begin Data to process

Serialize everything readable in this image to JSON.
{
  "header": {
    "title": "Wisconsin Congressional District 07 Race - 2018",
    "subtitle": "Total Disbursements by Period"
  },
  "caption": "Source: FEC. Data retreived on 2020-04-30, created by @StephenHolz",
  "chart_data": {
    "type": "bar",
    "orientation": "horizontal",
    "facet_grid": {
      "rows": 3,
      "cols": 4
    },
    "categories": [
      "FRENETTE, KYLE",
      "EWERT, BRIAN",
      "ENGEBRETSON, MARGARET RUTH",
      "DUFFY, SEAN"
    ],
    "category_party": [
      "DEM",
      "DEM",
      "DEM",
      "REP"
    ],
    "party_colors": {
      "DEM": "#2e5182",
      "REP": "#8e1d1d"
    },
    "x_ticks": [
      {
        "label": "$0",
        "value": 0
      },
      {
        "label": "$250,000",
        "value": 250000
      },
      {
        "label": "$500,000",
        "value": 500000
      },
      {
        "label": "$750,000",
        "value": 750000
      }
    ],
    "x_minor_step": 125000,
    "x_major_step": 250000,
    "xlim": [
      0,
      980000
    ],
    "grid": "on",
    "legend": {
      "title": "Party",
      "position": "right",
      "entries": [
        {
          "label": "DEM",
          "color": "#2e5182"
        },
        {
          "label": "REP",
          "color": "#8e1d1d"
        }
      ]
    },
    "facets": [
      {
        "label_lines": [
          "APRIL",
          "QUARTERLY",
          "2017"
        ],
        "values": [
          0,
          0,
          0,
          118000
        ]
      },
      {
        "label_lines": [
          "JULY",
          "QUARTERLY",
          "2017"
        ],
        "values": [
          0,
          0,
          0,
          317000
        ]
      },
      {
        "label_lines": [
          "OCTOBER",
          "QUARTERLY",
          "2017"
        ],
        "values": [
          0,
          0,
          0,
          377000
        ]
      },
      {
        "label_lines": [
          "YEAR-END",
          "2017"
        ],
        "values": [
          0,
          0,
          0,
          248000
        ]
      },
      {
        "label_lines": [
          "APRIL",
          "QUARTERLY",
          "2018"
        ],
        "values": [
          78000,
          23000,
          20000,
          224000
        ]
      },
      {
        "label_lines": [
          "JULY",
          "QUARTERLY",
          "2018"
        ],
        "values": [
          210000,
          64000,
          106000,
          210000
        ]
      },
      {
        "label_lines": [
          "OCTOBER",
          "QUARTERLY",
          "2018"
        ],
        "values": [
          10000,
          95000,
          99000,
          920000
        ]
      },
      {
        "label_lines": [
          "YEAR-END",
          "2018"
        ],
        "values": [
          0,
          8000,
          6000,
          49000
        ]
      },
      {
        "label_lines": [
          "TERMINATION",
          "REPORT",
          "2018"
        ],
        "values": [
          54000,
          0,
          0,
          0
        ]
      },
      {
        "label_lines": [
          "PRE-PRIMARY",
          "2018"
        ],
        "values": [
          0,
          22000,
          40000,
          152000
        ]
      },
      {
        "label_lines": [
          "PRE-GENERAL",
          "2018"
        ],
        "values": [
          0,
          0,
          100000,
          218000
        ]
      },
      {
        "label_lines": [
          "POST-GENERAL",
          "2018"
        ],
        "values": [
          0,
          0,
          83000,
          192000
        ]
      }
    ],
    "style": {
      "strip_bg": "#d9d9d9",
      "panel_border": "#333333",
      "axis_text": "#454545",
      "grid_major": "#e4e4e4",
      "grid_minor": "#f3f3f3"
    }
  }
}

end Data to process

## Instructions for the task
Give the entries once more, exactly as they appear.

## Completed task
Serialize everything readable in this image to JSON.
{
  "header": {
    "title": "Wisconsin Congressional District 07 Race - 2018",
    "subtitle": "Total Disbursements by Period"
  },
  "caption": "Source: FEC. Data retreived on 2020-04-30, created by @StephenHolz",
  "chart_data": {
    "type": "bar",
    "orientation": "horizontal",
    "facet_grid": {
      "rows": 3,
      "cols": 4
    },
    "categories": [
      "FRENETTE, KYLE",
      "EWERT, BRIAN",
      "ENGEBRETSON, MARGARET RUTH",
      "DUFFY, SEAN"
    ],
    "category_party": [
      "DEM",
      "DEM",
      "DEM",
      "REP"
    ],
    "party_colors": {
      "DEM": "#2e5182",
      "REP": "#8e1d1d"
    },
    "x_ticks": [
      {
        "label": "$0",
        "value": 0
      },
      {
        "label": "$250,000",
        "value": 250000
      },
      {
        "label": "$500,000",
        "value": 500000
      },
      {
        "label": "$750,000",
        "value": 750000
      }
    ],
    "x_minor_step": 125000,
    "x_major_step": 250000,
    "xlim": [
      0,
      980000
    ],
    "grid": "on",
    "legend": {
      "title": "Party",
      "position": "right",
      "entries": [
        {
          "label": "DEM",
          "color": "#2e5182"
        },
        {
          "label": "REP",
          "color": "#8e1d1d"
        }
      ]
    },
    "facets": [
      {
        "label_lines": [
          "APRIL",
          "QUARTERLY",
          "2017"
        ],
        "values": [
          0,
          0,
          0,
          118000
        ]
      },
      {
        "label_lines": [
          "JULY",
          "QUARTERLY",
          "2017"
        ],
        "values": [
          0,
          0,
          0,
          317000
        ]
      },
      {
        "label_lines": [
          "OCTOBER",
          "QUARTERLY",
          "2017"
        ],
        "values": [
          0,
          0,
          0,
          377000
        ]
      },
      {
        "label_lines": [
          "YEAR-END",
          "2017"
        ],
        "values": [
          0,
          0,
          0,
          248000
        ]
      },
      {
        "label_lines": [
          "APRIL",
          "QUARTERLY",
          "2018"
        ],
        "values": [
          78000,
          23000,
          20000,
          224000
        ]
      },
      {
        "label_lines": [
          "JULY",
          "QUARTERLY",
          "2018"
        ],
        "values": [
          210000,
          64000,
          106000,
          210000
        ]
      },
      {
        "label_lines": [
          "OCTOBER",
          "QUARTERLY",
          "2018"
        ],
        "values": [
          10000,
          95000,
          99000,
          920000
        ]
      },
      {
        "label_lines": [
          "YEAR-END",
          "2018"
        ],
        "values": [
          0,
          8000,
          6000,
          49000
        ]
      },
      {
        "label_lines": [
          "TERMINATION",
          "REPORT",
          "2018"
        ],
        "values": [
          54000,
          0,
          0,
          0
        ]
      },
      {
        "label_lines": [
          "PRE-PRIMARY",
          "2018"
        ],
        "values": [
          0,
          22000,
          40000,
          152000
        ]
      },
      {
        "label_lines": [
          "PRE-GENERAL",
          "2018"
        ],
        "values": [
          0,
          0,
          100000,
          218000
        ]
      },
      {
        "label_lines": [
          "POST-GENERAL",
          "2018"
        ],
        "values": [
          0,
          0,
          83000,
          192000
        ]
      }
    ],
    "style": {
      "strip_bg": "#d9d9d9",
      "panel_border": "#333333",
      "axis_text": "#454545",
      "grid_major": "#e4e4e4",
      "grid_minor": "#f3f3f3"
    }
  }
}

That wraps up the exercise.